(Excerpts from a figure dataset)
»»

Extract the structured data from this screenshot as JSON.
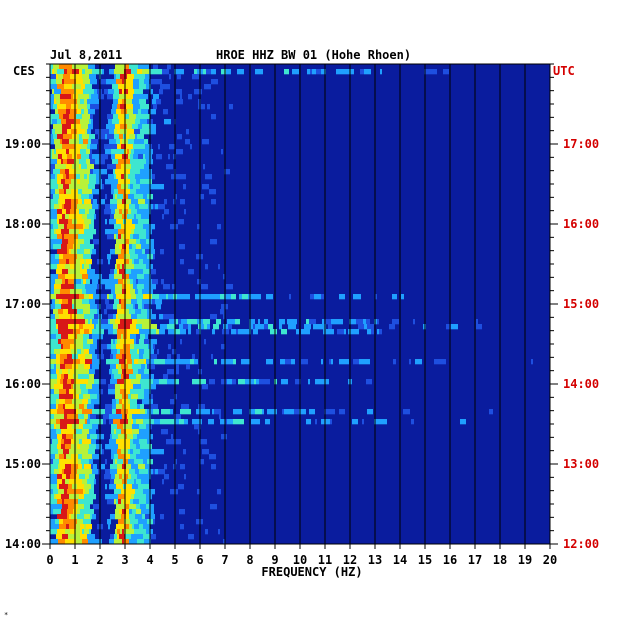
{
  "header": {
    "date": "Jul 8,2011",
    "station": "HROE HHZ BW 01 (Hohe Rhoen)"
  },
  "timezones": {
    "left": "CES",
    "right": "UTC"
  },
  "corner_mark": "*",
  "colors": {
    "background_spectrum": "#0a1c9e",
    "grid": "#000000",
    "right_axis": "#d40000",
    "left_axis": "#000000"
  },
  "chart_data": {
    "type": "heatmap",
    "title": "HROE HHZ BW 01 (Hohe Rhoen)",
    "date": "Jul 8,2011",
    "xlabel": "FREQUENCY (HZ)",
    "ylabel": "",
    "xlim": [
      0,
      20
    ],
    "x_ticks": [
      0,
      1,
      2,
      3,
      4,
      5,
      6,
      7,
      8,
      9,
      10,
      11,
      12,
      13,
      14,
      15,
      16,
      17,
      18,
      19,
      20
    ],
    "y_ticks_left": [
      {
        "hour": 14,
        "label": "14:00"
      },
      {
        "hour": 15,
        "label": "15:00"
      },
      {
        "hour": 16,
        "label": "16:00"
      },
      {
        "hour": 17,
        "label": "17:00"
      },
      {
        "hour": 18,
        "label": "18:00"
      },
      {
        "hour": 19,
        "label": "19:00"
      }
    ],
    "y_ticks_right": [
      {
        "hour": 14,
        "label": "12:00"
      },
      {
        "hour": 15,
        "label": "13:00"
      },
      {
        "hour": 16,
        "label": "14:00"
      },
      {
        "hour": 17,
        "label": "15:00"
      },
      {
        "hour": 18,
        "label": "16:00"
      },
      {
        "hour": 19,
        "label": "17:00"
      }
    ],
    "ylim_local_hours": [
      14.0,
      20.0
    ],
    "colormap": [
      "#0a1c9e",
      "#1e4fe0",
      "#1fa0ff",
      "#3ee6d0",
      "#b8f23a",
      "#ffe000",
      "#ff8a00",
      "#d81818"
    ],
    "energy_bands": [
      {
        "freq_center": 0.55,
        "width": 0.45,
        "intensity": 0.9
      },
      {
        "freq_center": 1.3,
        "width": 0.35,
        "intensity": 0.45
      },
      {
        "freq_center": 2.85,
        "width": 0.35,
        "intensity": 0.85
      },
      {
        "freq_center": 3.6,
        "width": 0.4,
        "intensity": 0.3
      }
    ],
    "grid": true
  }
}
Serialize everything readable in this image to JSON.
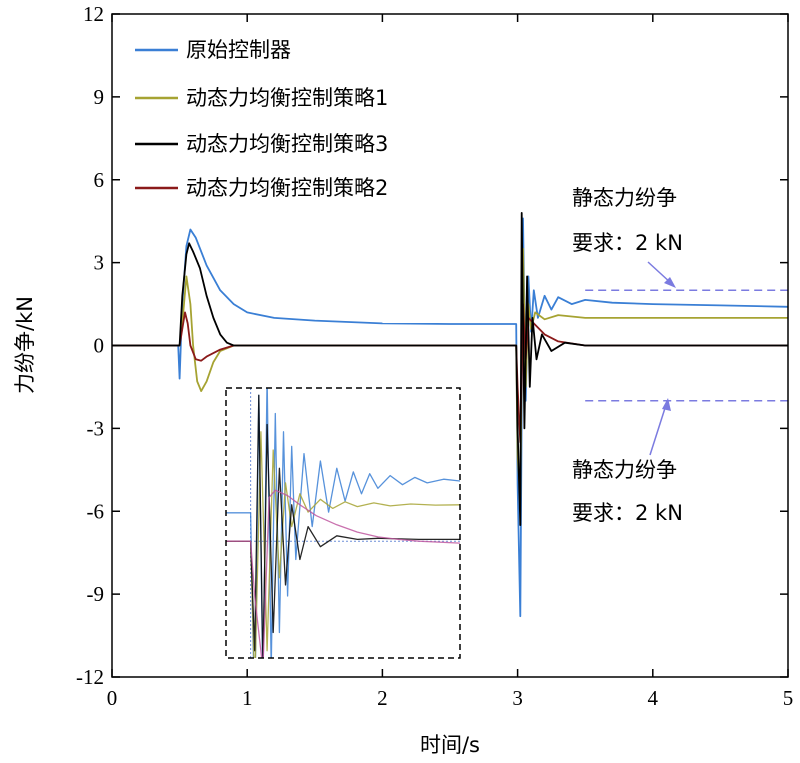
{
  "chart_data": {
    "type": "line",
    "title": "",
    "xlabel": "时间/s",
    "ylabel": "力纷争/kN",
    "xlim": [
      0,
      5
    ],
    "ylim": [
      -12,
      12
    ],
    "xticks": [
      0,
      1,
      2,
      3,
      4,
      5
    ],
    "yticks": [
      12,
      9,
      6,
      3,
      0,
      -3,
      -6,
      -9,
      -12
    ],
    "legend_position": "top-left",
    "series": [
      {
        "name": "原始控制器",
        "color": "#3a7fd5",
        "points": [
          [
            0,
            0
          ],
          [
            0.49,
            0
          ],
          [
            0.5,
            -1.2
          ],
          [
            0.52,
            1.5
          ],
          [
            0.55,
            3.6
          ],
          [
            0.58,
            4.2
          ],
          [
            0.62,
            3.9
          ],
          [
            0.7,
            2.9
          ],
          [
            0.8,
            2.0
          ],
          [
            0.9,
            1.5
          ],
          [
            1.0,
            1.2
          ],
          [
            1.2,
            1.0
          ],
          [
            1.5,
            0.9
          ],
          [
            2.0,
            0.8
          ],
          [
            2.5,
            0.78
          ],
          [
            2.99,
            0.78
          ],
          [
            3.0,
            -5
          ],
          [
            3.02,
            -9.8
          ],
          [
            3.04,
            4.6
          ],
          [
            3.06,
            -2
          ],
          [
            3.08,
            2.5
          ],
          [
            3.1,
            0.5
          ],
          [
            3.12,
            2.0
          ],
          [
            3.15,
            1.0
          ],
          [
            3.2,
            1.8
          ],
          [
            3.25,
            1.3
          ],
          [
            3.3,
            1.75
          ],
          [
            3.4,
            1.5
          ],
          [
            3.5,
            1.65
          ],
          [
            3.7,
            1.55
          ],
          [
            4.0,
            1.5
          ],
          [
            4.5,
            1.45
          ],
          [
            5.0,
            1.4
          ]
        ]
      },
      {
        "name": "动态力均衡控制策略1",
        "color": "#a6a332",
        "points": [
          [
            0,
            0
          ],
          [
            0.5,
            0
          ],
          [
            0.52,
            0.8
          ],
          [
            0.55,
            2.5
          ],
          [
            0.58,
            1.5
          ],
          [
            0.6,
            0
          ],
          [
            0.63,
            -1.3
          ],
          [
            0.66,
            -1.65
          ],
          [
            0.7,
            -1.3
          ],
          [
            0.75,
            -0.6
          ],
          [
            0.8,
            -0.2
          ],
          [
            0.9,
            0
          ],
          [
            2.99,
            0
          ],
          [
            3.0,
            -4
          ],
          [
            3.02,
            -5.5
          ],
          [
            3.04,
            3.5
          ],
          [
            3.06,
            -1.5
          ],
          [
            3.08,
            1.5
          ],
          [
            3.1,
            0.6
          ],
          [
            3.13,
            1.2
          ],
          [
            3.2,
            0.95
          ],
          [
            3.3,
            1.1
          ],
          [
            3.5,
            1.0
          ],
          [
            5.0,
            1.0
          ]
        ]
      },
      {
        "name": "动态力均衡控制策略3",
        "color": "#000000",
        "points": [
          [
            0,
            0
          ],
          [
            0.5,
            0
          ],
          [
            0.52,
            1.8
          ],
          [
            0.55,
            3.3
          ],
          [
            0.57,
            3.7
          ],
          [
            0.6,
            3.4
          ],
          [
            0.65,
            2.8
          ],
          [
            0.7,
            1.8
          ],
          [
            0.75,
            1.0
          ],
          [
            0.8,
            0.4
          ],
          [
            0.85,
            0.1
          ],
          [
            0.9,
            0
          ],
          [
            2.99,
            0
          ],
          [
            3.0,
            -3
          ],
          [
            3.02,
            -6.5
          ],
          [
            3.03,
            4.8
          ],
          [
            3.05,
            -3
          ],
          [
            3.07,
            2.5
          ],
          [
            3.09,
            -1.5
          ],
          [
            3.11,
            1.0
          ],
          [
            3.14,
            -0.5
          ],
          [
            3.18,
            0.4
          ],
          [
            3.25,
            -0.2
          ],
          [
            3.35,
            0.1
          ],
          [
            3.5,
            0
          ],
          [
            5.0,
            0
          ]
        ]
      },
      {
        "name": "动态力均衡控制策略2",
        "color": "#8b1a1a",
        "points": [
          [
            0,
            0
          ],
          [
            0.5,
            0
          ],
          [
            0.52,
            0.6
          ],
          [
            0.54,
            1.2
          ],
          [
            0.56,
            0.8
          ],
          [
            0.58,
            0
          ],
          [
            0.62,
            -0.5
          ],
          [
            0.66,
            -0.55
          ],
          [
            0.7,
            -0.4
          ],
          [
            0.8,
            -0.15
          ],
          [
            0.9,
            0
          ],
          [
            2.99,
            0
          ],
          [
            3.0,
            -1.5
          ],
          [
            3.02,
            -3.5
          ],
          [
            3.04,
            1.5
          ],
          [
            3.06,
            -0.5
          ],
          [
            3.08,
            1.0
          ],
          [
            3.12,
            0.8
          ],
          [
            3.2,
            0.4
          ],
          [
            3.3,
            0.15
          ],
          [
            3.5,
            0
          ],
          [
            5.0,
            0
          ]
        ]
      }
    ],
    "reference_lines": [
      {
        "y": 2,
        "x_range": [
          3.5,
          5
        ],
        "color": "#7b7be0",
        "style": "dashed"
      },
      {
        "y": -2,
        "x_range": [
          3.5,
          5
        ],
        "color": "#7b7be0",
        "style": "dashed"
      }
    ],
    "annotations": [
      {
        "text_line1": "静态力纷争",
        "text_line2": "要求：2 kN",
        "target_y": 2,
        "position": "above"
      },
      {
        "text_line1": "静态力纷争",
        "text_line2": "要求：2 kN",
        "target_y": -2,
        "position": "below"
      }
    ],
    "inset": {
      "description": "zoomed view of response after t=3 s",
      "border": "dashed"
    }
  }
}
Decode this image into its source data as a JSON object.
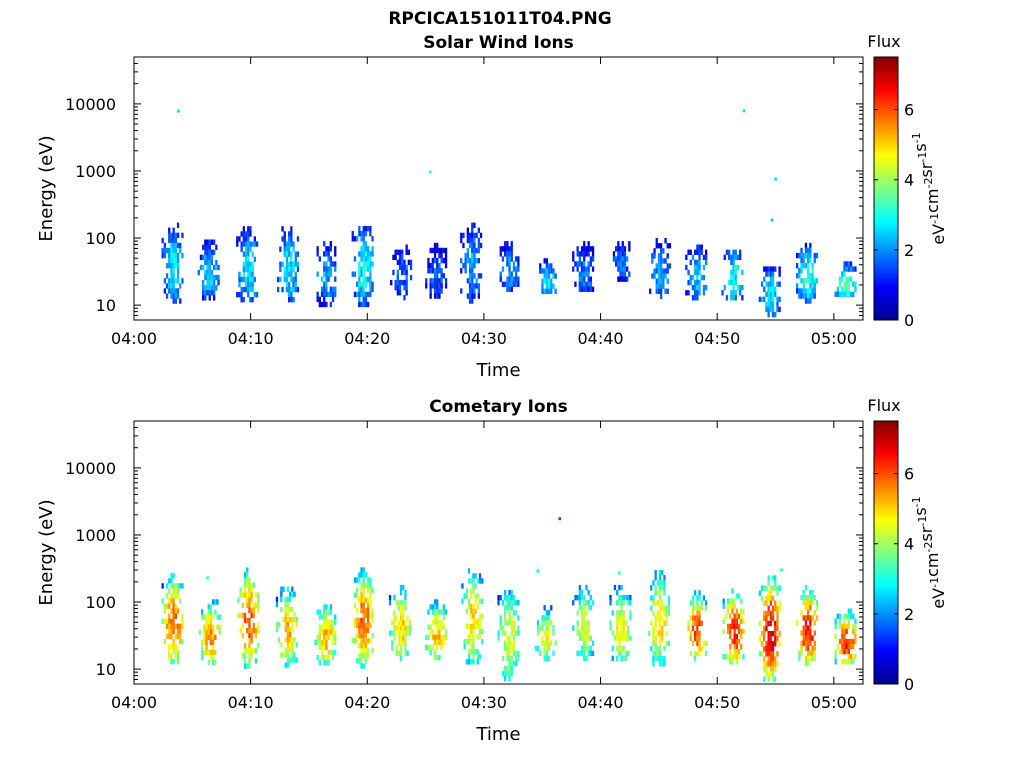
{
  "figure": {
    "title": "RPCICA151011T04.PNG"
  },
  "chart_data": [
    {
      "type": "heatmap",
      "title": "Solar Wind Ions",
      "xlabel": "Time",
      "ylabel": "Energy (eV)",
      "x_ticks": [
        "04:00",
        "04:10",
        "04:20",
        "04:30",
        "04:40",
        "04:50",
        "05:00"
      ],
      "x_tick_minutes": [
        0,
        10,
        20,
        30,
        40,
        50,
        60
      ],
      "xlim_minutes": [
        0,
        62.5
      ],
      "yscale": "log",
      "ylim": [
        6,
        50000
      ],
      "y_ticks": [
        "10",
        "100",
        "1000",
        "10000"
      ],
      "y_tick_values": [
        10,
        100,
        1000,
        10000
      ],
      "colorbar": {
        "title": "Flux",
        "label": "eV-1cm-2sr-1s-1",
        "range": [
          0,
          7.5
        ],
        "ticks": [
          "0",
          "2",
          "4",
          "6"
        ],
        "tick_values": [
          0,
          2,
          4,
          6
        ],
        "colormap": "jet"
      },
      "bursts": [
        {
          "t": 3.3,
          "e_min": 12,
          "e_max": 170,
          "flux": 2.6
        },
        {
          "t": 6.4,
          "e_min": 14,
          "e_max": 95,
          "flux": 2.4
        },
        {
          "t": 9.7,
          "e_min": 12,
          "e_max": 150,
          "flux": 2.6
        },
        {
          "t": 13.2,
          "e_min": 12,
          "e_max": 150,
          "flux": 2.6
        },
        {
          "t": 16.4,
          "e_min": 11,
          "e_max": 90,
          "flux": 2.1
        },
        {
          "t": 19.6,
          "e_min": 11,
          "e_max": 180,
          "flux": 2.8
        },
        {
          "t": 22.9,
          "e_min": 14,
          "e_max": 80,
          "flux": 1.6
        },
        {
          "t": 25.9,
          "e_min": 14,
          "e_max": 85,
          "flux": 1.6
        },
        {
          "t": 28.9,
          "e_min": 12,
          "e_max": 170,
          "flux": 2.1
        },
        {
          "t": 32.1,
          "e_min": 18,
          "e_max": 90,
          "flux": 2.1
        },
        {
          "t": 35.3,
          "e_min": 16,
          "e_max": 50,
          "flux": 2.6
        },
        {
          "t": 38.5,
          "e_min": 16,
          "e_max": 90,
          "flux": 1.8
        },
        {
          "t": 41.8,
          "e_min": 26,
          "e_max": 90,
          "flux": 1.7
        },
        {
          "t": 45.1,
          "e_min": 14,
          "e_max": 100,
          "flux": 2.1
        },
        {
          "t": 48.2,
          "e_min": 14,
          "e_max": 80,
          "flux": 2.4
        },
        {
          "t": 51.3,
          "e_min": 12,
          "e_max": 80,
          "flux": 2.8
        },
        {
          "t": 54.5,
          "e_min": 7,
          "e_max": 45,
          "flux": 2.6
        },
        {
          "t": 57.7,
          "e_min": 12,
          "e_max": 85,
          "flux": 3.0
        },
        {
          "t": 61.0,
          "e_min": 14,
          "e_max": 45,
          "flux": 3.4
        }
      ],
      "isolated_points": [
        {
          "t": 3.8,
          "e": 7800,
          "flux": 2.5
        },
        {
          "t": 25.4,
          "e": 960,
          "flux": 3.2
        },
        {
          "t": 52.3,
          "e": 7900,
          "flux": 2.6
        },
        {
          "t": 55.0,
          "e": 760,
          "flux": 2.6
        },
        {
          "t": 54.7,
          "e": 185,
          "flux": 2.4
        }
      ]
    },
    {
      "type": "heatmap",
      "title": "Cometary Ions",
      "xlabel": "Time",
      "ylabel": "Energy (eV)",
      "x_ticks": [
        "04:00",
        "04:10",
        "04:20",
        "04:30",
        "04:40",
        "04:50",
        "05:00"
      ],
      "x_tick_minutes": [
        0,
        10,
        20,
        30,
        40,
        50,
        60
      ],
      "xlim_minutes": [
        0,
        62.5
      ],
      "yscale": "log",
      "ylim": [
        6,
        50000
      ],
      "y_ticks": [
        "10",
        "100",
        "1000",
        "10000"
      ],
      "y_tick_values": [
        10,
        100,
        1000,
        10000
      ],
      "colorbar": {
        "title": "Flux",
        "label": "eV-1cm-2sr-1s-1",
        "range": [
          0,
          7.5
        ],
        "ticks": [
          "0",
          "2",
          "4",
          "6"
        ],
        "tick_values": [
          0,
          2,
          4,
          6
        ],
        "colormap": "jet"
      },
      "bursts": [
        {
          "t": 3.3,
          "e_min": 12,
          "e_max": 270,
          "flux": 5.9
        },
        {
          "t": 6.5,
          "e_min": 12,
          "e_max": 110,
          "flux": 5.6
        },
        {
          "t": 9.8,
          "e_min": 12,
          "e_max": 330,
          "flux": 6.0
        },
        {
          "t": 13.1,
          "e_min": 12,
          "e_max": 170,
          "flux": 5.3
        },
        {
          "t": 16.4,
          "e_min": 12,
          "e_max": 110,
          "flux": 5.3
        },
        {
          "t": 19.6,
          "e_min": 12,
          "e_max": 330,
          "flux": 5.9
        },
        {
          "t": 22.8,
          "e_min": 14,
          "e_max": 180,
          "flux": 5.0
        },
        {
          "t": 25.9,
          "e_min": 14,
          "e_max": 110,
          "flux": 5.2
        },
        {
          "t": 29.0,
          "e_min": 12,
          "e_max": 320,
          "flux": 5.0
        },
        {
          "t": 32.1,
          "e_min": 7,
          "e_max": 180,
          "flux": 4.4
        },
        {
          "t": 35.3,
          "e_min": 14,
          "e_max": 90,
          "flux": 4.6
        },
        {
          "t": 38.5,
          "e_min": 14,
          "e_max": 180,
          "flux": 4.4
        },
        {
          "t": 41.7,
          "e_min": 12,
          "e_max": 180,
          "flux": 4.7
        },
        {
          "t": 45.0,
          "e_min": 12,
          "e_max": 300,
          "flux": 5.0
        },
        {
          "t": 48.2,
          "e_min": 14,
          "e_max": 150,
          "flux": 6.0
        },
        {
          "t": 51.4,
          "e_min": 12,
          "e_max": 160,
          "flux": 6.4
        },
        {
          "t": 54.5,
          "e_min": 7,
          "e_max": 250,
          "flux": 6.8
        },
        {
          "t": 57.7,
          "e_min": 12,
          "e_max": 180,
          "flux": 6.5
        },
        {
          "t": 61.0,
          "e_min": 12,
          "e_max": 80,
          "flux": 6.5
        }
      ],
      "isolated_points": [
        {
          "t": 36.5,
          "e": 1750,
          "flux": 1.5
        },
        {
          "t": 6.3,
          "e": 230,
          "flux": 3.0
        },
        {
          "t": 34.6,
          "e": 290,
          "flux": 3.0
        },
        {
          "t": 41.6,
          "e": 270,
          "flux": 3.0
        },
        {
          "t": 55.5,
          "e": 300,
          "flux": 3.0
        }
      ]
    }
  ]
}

««

Check each line of the records for the word "intensity" and extract those that contain it.

        "intensity": 0.9
        "intensity": 0.45
        "intensity": 0.85
        "intensity": 0.3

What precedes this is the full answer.